• Input for this task:
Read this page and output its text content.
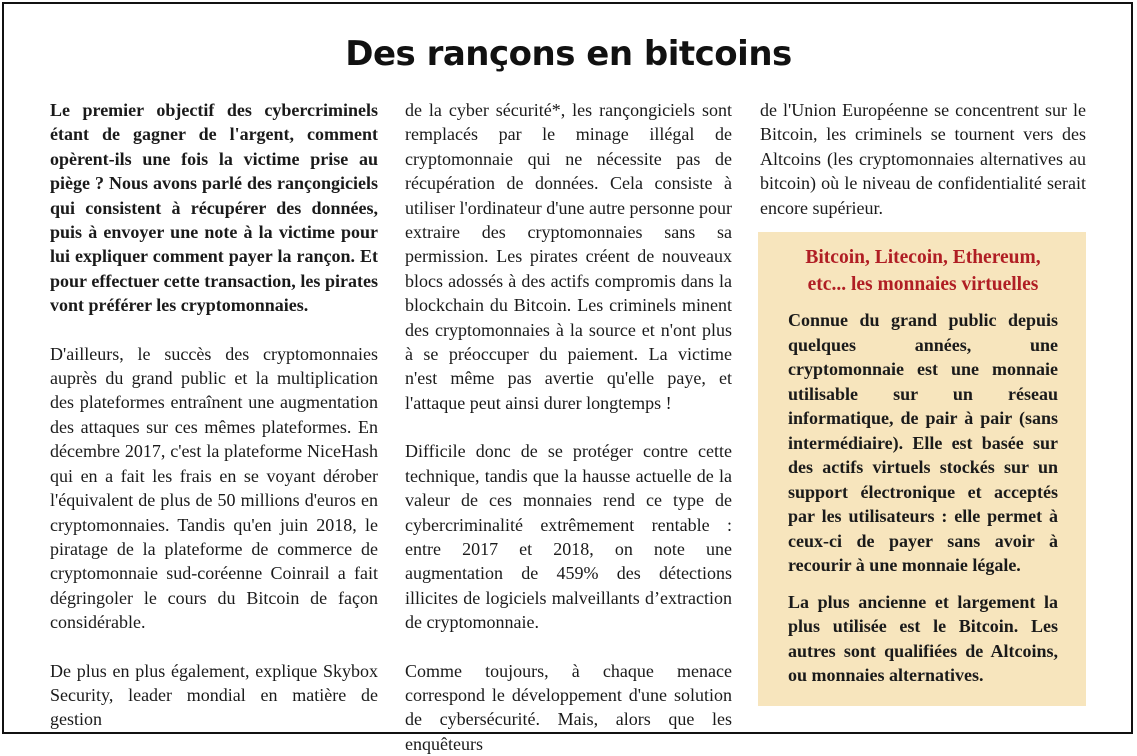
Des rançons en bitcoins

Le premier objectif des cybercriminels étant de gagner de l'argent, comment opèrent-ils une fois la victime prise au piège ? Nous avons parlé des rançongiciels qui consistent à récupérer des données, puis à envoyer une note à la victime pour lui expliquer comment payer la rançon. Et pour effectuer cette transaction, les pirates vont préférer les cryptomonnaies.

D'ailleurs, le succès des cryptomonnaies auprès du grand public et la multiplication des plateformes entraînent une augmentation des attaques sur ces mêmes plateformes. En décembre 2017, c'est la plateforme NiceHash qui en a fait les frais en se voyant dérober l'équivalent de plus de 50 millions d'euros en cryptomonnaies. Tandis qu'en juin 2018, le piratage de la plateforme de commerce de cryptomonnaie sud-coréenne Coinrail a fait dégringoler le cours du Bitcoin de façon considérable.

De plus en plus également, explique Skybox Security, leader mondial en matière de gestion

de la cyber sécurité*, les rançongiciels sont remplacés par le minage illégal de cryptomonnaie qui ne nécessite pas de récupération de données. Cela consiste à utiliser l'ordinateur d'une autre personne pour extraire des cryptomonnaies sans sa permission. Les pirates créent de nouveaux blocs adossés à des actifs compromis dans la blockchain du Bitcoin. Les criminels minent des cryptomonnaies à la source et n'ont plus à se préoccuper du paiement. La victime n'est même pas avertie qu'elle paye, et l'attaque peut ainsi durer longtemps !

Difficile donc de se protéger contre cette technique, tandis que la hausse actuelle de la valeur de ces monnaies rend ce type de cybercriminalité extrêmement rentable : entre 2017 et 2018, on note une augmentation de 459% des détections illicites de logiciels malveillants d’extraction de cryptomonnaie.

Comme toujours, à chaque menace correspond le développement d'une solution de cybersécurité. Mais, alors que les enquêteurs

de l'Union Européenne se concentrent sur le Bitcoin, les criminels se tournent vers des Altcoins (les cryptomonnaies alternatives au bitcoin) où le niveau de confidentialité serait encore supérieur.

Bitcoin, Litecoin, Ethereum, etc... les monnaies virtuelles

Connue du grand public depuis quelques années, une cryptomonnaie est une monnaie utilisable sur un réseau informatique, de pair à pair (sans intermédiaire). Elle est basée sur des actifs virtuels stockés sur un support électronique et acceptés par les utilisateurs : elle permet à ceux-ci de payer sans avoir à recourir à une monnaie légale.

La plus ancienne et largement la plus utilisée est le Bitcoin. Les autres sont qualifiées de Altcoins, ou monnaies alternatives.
==
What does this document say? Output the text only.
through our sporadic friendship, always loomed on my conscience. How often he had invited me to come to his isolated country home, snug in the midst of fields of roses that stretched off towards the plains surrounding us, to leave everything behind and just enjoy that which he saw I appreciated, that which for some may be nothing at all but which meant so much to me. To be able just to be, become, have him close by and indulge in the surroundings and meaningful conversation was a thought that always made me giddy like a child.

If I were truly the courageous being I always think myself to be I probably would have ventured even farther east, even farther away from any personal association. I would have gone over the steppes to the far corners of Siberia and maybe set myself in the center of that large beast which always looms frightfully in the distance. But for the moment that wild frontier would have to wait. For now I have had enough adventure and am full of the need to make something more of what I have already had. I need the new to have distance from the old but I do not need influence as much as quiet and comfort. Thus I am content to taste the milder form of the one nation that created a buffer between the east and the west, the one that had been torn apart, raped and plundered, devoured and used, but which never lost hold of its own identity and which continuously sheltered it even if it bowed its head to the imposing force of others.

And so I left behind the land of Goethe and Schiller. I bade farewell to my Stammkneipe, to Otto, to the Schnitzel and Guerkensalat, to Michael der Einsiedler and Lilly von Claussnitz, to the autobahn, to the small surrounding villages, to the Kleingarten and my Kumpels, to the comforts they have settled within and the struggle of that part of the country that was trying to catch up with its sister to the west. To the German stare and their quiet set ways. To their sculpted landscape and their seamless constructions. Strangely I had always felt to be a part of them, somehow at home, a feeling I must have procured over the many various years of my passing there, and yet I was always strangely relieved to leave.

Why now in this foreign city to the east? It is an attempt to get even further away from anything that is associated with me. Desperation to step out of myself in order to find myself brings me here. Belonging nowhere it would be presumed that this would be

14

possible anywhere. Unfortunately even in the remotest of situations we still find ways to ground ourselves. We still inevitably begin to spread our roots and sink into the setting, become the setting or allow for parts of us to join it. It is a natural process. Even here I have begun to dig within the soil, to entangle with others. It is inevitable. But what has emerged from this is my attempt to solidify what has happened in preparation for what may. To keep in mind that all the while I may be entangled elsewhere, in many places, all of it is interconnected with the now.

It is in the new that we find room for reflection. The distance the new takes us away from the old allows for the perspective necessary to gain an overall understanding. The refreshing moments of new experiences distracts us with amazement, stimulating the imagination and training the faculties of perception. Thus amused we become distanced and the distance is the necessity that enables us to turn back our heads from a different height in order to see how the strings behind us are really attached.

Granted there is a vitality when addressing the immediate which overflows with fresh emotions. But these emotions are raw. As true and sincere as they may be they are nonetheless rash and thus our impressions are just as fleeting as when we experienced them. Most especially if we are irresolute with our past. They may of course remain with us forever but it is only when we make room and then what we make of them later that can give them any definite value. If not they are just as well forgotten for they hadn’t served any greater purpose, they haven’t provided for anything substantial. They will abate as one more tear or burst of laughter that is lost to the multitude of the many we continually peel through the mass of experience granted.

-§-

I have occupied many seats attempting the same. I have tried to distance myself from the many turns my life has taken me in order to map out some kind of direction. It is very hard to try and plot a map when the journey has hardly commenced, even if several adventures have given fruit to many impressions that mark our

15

• Problem details:
Go through the records and copy each line with "only" in it.

• The reply:
What does this document say? Output the text only.
Granted there is a vitality when addressing the immediate which overflows with fresh emotions. But these emotions are raw. As true and sincere as they may be they are nonetheless rash and thus our impressions are just as fleeting as when we experienced them. Most especially if we are irresolute with our past. They may of course remain with us forever but it is only when we make room and then what we make of them later that can give them any definite value. If not they are just as well forgotten for they hadn’t served any greater purpose, they haven’t provided for anything substantial. They will abate as one more tear or burst of laughter that is lost to the multitude of the many we continually peel through the mass of experience granted.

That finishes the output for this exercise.